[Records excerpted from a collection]

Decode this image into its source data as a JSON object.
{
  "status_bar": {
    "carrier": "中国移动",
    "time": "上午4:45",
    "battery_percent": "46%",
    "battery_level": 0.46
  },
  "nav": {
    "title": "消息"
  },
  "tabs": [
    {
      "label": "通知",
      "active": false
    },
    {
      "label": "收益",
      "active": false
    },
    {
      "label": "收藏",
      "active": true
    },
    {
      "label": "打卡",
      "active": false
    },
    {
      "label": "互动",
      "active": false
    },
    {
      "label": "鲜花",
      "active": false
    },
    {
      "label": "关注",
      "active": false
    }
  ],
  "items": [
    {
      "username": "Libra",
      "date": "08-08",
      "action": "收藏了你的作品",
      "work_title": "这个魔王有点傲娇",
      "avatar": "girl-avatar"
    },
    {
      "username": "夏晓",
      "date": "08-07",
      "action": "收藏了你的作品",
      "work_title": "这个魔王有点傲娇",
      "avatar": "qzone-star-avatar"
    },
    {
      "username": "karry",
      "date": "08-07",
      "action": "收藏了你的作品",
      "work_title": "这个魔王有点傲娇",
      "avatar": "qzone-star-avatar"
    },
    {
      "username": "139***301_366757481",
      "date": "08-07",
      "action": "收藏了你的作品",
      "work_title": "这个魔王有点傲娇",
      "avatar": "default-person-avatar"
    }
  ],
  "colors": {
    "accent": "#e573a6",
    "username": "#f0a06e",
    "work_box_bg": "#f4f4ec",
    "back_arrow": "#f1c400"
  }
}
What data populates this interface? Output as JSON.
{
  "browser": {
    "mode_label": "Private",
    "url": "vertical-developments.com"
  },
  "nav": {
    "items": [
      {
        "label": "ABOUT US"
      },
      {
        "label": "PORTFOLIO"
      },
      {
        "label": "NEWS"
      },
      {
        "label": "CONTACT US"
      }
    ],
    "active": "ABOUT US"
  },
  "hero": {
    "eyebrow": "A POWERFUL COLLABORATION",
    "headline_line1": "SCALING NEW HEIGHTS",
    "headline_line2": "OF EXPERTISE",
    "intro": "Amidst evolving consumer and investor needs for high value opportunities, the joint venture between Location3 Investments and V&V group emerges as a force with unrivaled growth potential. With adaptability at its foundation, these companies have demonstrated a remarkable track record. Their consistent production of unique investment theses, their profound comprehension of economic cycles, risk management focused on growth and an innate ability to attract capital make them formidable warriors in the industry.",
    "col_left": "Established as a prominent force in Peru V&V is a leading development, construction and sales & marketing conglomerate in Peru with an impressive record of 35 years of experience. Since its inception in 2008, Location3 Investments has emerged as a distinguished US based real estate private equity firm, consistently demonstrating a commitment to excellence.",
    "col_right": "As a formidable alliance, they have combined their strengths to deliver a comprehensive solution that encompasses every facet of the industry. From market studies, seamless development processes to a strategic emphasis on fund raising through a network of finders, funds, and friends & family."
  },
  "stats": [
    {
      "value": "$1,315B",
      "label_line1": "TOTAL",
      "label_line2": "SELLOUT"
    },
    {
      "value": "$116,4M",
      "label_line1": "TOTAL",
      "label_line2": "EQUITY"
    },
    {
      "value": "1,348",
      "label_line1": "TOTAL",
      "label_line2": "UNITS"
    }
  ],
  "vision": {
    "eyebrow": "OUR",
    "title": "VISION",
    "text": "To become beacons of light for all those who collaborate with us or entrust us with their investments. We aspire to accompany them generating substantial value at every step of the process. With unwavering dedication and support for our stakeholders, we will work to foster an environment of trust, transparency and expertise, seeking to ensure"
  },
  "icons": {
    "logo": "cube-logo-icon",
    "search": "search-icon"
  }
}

- **TASK INSTRUCTIONS**
Each record must be repeated exactly as it is.

- **IN RESPONSE**
Decode this image into its source data as a JSON object.
{
  "status_bar": {
    "carrier": "中国移动",
    "time": "上午4:45",
    "battery_percent": "46%",
    "battery_level": 0.46
  },
  "nav": {
    "title": "消息"
  },
  "tabs": [
    {
      "label": "通知",
      "active": false
    },
    {
      "label": "收益",
      "active": false
    },
    {
      "label": "收藏",
      "active": true
    },
    {
      "label": "打卡",
      "active": false
    },
    {
      "label": "互动",
      "active": false
    },
    {
      "label": "鲜花",
      "active": false
    },
    {
      "label": "关注",
      "active": false
    }
  ],
  "items": [
    {
      "username": "Libra",
      "date": "08-08",
      "action": "收藏了你的作品",
      "work_title": "这个魔王有点傲娇",
      "avatar": "girl-avatar"
    },
    {
      "username": "夏晓",
      "date": "08-07",
      "action": "收藏了你的作品",
      "work_title": "这个魔王有点傲娇",
      "avatar": "qzone-star-avatar"
    },
    {
      "username": "karry",
      "date": "08-07",
      "action": "收藏了你的作品",
      "work_title": "这个魔王有点傲娇",
      "avatar": "qzone-star-avatar"
    },
    {
      "username": "139***301_366757481",
      "date": "08-07",
      "action": "收藏了你的作品",
      "work_title": "这个魔王有点傲娇",
      "avatar": "default-person-avatar"
    }
  ],
  "colors": {
    "accent": "#e573a6",
    "username": "#f0a06e",
    "work_box_bg": "#f4f4ec",
    "back_arrow": "#f1c400"
  }
}
What data populates this interface? Output as JSON.
{
  "browser": {
    "mode_label": "Private",
    "url": "vertical-developments.com"
  },
  "nav": {
    "items": [
      {
        "label": "ABOUT US"
      },
      {
        "label": "PORTFOLIO"
      },
      {
        "label": "NEWS"
      },
      {
        "label": "CONTACT US"
      }
    ],
    "active": "ABOUT US"
  },
  "hero": {
    "eyebrow": "A POWERFUL COLLABORATION",
    "headline_line1": "SCALING NEW HEIGHTS",
    "headline_line2": "OF EXPERTISE",
    "intro": "Amidst evolving consumer and investor needs for high value opportunities, the joint venture between Location3 Investments and V&V group emerges as a force with unrivaled growth potential. With adaptability at its foundation, these companies have demonstrated a remarkable track record. Their consistent production of unique investment theses, their profound comprehension of economic cycles, risk management focused on growth and an innate ability to attract capital make them formidable warriors in the industry.",
    "col_left": "Established as a prominent force in Peru V&V is a leading development, construction and sales & marketing conglomerate in Peru with an impressive record of 35 years of experience. Since its inception in 2008, Location3 Investments has emerged as a distinguished US based real estate private equity firm, consistently demonstrating a commitment to excellence.",
    "col_right": "As a formidable alliance, they have combined their strengths to deliver a comprehensive solution that encompasses every facet of the industry. From market studies, seamless development processes to a strategic emphasis on fund raising through a network of finders, funds, and friends & family."
  },
  "stats": [
    {
      "value": "$1,315B",
      "label_line1": "TOTAL",
      "label_line2": "SELLOUT"
    },
    {
      "value": "$116,4M",
      "label_line1": "TOTAL",
      "label_line2": "EQUITY"
    },
    {
      "value": "1,348",
      "label_line1": "TOTAL",
      "label_line2": "UNITS"
    }
  ],
  "vision": {
    "eyebrow": "OUR",
    "title": "VISION",
    "text": "To become beacons of light for all those who collaborate with us or entrust us with their investments. We aspire to accompany them generating substantial value at every step of the process. With unwavering dedication and support for our stakeholders, we will work to foster an environment of trust, transparency and expertise, seeking to ensure"
  },
  "icons": {
    "logo": "cube-logo-icon",
    "search": "search-icon"
  }
}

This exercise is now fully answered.